— Begin Data lines —

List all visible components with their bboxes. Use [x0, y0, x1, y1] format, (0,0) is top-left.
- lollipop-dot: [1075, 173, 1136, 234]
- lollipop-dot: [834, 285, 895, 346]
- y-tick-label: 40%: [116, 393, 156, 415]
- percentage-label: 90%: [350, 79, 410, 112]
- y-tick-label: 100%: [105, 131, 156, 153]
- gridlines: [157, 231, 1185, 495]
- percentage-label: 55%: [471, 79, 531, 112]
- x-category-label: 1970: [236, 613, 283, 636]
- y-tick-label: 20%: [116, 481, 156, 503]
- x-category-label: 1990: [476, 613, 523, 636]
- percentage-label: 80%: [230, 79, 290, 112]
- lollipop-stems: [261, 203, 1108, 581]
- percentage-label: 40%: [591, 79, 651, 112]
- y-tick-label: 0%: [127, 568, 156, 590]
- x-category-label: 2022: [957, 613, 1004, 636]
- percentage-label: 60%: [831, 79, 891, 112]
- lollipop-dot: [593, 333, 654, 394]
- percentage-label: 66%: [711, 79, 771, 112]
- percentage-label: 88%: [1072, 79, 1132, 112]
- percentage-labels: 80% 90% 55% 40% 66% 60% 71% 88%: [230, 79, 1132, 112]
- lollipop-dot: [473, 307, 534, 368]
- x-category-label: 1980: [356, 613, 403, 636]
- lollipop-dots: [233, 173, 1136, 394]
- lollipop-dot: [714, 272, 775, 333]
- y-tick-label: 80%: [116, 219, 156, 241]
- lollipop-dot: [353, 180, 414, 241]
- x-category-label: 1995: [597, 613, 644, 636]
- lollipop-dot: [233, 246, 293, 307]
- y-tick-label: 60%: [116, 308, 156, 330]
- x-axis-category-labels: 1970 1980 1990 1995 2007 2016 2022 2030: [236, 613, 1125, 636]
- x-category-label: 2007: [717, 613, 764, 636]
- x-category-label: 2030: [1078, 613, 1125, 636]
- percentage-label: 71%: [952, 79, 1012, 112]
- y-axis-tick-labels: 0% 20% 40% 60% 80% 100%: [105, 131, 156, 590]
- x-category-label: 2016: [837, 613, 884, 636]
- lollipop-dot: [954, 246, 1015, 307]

— End Data lines —

### Your goal
Can you give the entries above as a Markdown table with the columns "Row" and "Line", numbering each line and leaving out any blank ones?

### The response
| Row | Line |
|---|---|
| 1 | List all visible components with their bboxes. Use [x0, y0, x1, y1] format, (0,0) is top-left. |
| 2 | - lollipop-dot: [1075, 173, 1136, 234] |
| 3 | - lollipop-dot: [834, 285, 895, 346] |
| 4 | - y-tick-label: 40%: [116, 393, 156, 415] |
| 5 | - percentage-label: 90%: [350, 79, 410, 112] |
| 6 | - y-tick-label: 100%: [105, 131, 156, 153] |
| 7 | - gridlines: [157, 231, 1185, 495] |
| 8 | - percentage-label: 55%: [471, 79, 531, 112] |
| 9 | - x-category-label: 1970: [236, 613, 283, 636] |
| 10 | - y-tick-label: 20%: [116, 481, 156, 503] |
| 11 | - x-category-label: 1990: [476, 613, 523, 636] |
| 12 | - percentage-label: 80%: [230, 79, 290, 112] |
| 13 | - lollipop-stems: [261, 203, 1108, 581] |
| 14 | - percentage-label: 40%: [591, 79, 651, 112] |
| 15 | - y-tick-label: 0%: [127, 568, 156, 590] |
| 16 | - x-category-label: 2022: [957, 613, 1004, 636] |
| 17 | - percentage-label: 60%: [831, 79, 891, 112] |
| 18 | - lollipop-dot: [593, 333, 654, 394] |
| 19 | - percentage-label: 66%: [711, 79, 771, 112] |
| 20 | - percentage-label: 88%: [1072, 79, 1132, 112] |
| 21 | - percentage-labels: 80% 90% 55% 40% 66% 60% 71% 88%: [230, 79, 1132, 112] |
| 22 | - lollipop-dot: [473, 307, 534, 368] |
| 23 | - x-category-label: 1980: [356, 613, 403, 636] |
| 24 | - lollipop-dots: [233, 173, 1136, 394] |
| 25 | - lollipop-dot: [714, 272, 775, 333] |
| 26 | - y-tick-label: 80%: [116, 219, 156, 241] |
| 27 | - lollipop-dot: [353, 180, 414, 241] |
| 28 | - x-category-label: 1995: [597, 613, 644, 636] |
| 29 | - lollipop-dot: [233, 246, 293, 307] |
| 30 | - y-tick-label: 60%: [116, 308, 156, 330] |
| 31 | - x-axis-category-labels: 1970 1980 1990 1995 2007 2016 2022 2030: [236, 613, 1125, 636] |
| 32 | - x-category-label: 2007: [717, 613, 764, 636] |
| 33 | - x-category-label: 2030: [1078, 613, 1125, 636] |
| 34 | - percentage-label: 71%: [952, 79, 1012, 112] |
| 35 | - y-axis-tick-labels: 0% 20% 40% 60% 80% 100%: [105, 131, 156, 590] |
| 36 | - x-category-label: 2016: [837, 613, 884, 636] |
| 37 | - lollipop-dot: [954, 246, 1015, 307] |